**DATA LINES**
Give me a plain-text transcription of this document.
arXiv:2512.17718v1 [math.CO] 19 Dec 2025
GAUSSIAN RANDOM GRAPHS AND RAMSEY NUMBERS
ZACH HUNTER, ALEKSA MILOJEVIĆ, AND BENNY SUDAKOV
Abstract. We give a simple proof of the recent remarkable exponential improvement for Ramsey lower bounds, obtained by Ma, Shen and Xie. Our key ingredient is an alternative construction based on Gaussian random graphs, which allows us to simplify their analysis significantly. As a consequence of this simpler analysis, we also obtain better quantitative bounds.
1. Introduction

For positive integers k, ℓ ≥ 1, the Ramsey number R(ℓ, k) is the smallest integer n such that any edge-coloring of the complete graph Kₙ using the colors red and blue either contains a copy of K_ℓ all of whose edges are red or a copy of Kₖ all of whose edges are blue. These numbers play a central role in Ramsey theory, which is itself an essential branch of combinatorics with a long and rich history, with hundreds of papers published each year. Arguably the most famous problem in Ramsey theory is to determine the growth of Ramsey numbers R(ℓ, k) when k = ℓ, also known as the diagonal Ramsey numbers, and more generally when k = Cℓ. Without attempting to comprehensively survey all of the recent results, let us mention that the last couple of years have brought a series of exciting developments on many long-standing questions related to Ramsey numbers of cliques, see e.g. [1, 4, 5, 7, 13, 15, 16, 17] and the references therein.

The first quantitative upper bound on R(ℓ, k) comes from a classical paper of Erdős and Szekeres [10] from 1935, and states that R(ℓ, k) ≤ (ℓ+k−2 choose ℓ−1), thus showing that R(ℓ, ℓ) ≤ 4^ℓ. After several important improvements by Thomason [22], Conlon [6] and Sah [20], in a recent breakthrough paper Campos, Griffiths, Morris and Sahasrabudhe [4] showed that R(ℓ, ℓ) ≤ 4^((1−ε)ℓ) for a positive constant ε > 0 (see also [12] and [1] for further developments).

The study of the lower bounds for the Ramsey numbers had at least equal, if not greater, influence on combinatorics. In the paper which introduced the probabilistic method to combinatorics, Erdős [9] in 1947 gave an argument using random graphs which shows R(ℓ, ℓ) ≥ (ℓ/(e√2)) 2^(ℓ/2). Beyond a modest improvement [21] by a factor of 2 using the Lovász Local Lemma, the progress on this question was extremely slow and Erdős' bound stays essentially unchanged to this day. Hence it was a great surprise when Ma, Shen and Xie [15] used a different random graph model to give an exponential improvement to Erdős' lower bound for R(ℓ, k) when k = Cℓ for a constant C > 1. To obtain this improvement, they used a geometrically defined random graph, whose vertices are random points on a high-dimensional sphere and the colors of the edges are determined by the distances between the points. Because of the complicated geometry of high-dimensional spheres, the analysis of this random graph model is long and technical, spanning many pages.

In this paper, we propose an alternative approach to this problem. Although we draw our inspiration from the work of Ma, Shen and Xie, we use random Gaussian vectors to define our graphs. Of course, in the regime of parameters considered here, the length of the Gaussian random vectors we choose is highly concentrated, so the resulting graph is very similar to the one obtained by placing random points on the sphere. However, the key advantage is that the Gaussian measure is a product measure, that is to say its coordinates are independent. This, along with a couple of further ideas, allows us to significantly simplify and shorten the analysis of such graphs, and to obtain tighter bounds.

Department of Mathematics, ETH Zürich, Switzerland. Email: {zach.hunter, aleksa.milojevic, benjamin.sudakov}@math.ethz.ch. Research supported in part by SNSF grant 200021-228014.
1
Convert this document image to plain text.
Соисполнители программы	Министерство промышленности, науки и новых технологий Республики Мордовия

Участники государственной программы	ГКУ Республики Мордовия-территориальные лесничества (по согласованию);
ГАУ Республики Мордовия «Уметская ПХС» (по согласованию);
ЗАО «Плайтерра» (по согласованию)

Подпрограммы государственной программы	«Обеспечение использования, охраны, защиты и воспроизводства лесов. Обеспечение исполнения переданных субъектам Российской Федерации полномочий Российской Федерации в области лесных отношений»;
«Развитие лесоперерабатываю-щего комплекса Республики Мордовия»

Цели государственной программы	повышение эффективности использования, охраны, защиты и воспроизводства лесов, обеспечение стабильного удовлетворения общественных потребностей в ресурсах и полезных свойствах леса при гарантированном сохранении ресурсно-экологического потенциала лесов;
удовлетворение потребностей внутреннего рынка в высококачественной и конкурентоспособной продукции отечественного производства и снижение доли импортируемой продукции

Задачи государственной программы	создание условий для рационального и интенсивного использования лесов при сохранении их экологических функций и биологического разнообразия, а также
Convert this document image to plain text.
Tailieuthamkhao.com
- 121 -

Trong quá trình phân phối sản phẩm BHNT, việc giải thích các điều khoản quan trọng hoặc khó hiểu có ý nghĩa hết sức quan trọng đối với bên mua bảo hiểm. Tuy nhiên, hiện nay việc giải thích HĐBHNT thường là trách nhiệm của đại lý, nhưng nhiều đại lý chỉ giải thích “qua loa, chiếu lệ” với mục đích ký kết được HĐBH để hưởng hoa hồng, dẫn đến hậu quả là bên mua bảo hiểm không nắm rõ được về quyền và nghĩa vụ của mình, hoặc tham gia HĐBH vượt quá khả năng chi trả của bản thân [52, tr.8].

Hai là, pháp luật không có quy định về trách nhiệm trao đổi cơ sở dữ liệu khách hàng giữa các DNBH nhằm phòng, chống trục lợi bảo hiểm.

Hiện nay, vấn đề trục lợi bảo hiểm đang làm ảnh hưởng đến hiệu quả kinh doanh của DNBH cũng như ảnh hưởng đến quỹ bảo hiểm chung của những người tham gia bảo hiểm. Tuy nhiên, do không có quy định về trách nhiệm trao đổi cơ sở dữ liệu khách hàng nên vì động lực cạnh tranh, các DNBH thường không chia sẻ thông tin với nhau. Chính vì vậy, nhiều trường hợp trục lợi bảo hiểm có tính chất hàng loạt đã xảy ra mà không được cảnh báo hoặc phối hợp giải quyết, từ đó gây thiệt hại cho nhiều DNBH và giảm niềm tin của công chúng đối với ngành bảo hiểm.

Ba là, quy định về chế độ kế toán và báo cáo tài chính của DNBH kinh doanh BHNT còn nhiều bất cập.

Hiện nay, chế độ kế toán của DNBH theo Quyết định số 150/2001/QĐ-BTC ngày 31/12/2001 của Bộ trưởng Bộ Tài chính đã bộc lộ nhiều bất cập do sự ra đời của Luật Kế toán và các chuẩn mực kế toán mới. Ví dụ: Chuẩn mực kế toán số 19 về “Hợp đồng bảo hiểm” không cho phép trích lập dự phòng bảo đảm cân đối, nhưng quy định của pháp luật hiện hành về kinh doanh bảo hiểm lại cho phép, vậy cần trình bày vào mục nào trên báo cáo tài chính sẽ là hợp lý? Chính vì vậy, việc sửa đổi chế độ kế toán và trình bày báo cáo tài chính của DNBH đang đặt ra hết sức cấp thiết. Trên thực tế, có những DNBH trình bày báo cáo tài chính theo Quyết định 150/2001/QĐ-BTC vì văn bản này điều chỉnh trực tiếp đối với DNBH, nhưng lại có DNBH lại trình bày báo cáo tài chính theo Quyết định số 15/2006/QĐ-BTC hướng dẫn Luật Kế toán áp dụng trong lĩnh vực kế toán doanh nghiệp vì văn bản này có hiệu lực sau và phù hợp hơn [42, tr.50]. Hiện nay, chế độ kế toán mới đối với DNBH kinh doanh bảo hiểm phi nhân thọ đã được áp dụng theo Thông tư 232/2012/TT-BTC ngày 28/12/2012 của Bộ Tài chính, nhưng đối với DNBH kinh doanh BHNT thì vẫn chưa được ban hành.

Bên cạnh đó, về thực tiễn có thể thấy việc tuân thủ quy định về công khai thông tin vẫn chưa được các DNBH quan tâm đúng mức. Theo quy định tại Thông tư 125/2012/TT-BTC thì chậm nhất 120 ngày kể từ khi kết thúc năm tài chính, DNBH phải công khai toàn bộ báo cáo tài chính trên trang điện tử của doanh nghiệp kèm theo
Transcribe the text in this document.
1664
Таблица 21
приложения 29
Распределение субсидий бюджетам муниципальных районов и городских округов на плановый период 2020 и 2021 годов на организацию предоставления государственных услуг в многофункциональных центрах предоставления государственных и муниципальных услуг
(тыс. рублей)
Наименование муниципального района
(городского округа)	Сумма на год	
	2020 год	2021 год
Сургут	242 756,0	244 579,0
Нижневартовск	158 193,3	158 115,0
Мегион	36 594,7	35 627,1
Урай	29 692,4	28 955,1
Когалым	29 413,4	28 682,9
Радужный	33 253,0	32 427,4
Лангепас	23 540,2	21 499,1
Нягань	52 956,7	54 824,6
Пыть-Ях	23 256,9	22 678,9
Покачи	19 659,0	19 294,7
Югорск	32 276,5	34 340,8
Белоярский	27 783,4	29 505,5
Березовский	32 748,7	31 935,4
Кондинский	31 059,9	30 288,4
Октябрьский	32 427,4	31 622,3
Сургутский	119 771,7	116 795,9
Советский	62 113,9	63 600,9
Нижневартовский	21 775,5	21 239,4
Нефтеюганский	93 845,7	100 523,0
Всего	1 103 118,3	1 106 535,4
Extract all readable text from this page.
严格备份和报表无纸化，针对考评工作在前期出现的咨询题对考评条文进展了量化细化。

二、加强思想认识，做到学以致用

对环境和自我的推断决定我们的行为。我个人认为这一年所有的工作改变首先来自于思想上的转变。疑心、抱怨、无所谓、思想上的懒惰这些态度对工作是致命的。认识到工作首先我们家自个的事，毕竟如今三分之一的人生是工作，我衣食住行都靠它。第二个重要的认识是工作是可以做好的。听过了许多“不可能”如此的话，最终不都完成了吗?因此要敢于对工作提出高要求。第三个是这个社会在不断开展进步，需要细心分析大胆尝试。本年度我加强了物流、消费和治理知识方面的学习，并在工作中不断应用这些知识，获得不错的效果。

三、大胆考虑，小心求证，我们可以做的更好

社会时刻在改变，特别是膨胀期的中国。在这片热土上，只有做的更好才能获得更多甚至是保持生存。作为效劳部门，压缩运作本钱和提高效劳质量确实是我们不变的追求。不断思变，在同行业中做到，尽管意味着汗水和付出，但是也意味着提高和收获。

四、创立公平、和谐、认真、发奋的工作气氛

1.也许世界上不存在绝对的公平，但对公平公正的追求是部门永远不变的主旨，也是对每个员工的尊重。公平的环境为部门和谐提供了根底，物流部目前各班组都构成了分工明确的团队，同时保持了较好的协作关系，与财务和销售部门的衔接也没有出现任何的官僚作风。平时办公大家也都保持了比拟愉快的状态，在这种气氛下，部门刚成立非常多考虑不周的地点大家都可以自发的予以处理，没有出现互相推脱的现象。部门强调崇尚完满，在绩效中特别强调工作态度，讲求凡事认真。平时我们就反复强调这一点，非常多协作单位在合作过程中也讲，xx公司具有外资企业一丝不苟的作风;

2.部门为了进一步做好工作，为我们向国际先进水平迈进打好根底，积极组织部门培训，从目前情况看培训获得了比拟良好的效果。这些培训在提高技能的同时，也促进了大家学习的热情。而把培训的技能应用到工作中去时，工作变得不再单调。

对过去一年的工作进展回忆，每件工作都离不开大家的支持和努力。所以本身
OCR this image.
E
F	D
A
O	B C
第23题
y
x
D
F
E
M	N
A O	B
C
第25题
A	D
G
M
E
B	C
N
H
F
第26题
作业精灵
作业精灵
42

**WRITTEN TASK**
Check each line of the entries above for the word "trao". List the ones that have it.

**RESULT OF THIS EXERCISE**
Hai là, pháp luật không có quy định về trách nhiệm trao đổi cơ sở dữ liệu khách hàng giữa các DNBH nhằm phòng, chống trục lợi bảo hiểm.
Hiện nay, vấn đề trục lợi bảo hiểm đang làm ảnh hưởng đến hiệu quả kinh doanh của DNBH cũng như ảnh hưởng đến quỹ bảo hiểm chung của những người tham gia bảo hiểm. Tuy nhiên, do không có quy định về trách nhiệm trao đổi cơ sở dữ liệu khách hàng nên vì động lực cạnh tranh, các DNBH thường không chia sẻ thông tin với nhau. Chính vì vậy, nhiều trường hợp trục lợi bảo hiểm có tính chất hàng loạt đã xảy ra mà không được cảnh báo hoặc phối hợp giải quyết, từ đó gây thiệt hại cho nhiều DNBH và giảm niềm tin của công chúng đối với ngành bảo hiểm.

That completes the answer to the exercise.